Continue the excerpt about codependency recovery and Richard Bach's book Illusions, starting right after its final sentence.

(PAGE EXCERPT)

We are all butterflies. We are all Spiritual Beings.” – quotes in this color are from Codependence: The Dance of Wounded Souls

When I was only about 3 months into recovery, one day while I was in a grocery store shopping, I glanced over at a rack of books that was in the store. My attention was immediately drawn to a book with the title of Illusions The Adventures of a Reluctant Messiah by an author named Richard Bach. That was a paradigm busting, life changing moment. I felt a strong impulse to buy that book. I had no idea why – but I knew I needed to buy that book.

I quote Illusions (the books and authors that impacted my recovery are listed on my Recommended Books page) several times in my book – and mention it periodically in my writing. I bring it up here because of a chapter in which he addresses something that was vital for me to start understanding in relationship to my codependency.

In the book, Bach is barnstorming through the Midwest in an old biplane – selling rides to the people of the towns he happens upon. In the course of this adventure he meets another barnstorming pilot. This other pilot turns out to be a messiah who has resigned because he got so disgusted with people not listening to him when he told them (paraphrasing the book), “These things that I do, you can do also.” He was trying to get them to own their own inner connection to the Divine, and their own power as Magnificent Spiritual Beings – and instead of hearing his message, they wanted to worship him and have him do miracles for them. He kept telling them that they could do miracles themselves if they would just connect with their Higher Self and let go of the limitations of their ego programming. (My words again, paraphrasing the book’s message.)

In the particular chapter that came to mind while I was writing this article, Bach corrects something the messiah says – and tells him that he forgot to add that we need to avoid hurting other people.

Suddenly there is a noise in the underbrush near the spot they are camped beside their biplanes. (This messiah character had a way of teaching by materializing examples to help Bach understand.) A lean fellow with a wolf like look to him, dressed in formal evening clothes and wearing a black cape lined in red satin, emerged from the darkness.

The fellow seems to be frightened and shy, so Bach wants to put him at ease and invites him to join them by their fire. And he asks if he could help this strange looking fellow.

(End PAGE EXCERPT)
(EXERCISE DATA)

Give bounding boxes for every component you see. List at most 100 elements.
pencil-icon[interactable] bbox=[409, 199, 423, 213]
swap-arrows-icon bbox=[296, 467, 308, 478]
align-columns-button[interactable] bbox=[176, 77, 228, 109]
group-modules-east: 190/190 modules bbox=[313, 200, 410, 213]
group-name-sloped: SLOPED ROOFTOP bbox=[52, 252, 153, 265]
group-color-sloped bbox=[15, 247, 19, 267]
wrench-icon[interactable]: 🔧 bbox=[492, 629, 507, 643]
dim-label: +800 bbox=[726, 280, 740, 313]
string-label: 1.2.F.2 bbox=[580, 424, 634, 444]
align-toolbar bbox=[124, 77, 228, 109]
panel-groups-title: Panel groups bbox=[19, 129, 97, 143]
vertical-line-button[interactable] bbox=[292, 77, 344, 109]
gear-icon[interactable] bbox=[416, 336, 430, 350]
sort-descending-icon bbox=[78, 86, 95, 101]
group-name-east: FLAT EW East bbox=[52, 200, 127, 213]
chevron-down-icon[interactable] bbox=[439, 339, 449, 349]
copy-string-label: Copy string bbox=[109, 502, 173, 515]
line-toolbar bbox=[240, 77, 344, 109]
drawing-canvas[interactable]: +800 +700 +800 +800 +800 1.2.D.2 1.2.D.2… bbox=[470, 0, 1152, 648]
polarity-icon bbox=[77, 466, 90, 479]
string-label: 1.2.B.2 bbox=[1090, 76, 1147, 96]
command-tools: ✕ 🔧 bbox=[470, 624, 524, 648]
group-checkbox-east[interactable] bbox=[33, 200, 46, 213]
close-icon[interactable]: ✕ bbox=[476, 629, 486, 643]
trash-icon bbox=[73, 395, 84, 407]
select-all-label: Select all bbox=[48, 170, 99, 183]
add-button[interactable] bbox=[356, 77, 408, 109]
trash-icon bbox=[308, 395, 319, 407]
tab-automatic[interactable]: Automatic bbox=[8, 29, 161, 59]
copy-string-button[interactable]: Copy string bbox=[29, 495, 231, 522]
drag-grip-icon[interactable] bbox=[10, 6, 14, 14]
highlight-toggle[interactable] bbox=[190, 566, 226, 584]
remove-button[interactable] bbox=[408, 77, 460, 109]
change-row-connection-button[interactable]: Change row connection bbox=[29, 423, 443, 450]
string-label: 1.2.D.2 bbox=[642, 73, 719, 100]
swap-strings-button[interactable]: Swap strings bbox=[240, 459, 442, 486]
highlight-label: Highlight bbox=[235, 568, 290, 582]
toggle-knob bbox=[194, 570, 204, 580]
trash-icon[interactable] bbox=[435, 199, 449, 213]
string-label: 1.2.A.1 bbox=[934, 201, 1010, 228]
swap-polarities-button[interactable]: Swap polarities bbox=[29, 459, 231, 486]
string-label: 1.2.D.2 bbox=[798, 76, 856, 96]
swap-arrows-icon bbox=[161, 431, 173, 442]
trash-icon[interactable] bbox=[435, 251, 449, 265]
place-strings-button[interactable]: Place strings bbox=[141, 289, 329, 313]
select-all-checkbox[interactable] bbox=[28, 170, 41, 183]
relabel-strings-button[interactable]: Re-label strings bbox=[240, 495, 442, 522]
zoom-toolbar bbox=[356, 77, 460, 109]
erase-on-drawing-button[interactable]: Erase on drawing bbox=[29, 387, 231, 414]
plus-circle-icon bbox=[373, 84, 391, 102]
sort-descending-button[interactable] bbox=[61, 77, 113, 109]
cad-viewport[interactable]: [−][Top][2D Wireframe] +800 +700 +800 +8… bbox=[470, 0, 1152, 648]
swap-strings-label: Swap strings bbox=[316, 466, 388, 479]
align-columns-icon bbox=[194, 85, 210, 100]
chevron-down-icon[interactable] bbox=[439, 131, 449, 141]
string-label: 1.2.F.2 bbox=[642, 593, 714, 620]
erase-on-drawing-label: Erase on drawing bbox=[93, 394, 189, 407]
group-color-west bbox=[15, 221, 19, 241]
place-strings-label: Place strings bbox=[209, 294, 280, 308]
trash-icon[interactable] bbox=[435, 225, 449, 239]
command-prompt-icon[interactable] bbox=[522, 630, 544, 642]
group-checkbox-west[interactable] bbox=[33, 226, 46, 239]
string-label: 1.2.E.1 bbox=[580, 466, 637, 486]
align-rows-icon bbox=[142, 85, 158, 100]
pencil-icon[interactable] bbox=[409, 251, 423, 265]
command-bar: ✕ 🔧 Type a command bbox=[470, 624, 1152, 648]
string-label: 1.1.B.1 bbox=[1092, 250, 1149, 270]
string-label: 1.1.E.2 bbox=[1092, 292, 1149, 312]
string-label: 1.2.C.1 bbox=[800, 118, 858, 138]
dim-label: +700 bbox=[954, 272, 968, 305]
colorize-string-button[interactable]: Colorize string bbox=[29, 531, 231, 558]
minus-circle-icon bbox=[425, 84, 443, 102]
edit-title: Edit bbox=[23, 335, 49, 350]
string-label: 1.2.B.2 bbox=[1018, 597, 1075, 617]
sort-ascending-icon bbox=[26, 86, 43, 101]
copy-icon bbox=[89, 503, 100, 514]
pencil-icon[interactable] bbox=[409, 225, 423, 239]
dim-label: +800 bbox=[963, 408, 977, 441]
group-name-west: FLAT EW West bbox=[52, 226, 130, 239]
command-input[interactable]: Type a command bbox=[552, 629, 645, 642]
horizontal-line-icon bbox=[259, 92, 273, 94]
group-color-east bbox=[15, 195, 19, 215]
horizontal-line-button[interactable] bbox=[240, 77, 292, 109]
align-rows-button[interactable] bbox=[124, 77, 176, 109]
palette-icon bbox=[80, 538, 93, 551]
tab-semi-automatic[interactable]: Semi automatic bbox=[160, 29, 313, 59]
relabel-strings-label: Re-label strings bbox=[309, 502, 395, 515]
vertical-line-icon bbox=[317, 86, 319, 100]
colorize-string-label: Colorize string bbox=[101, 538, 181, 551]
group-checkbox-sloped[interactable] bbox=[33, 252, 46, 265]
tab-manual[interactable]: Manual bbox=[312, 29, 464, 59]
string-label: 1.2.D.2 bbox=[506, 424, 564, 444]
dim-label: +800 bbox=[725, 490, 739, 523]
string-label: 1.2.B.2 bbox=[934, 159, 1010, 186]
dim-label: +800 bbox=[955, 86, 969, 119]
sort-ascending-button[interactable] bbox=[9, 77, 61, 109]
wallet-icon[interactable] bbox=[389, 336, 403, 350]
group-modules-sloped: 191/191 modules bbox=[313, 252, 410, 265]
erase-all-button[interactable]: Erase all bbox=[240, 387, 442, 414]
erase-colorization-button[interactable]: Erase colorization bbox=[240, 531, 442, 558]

(End EXERCISE DATA)

[WRITTEN RESPONSE]:
The caped mystery man spoke in a strange accent saying yes, he did need help. Could he please drink some of Bach’s blood as he needed it to survive.

Bach immediately jumped to his feet and started yelling at the intruder. In the course of the interaction, the messiah reminded Bach of what he had just said about how it was important not to hurt others, and that by not letting the fellow drink his blood he would be hurting him.

Once the point was made, the vampire vanished. The point being that allowing another person to hurt us in the name of trying not to hurt them is dysfunctional.

If a vampire came up to you and told you that he would die if you didn’t allow him to drink your blood, most likely you wouldn’t have any problem telling him no. In our codependency however, when we do not know how to say no to other people, how to have healthy boundaries, we are set up to react to – and swing between – the extremes of the black and white, 1 or 10 spectrum of codependent behavior. Those extremes are: to build huge walls against connecting with other people – which sets us up to be emotional anorexics; or to offer ourselves up as sacrificial lambs to the type of codependents that are overt emotional vampires.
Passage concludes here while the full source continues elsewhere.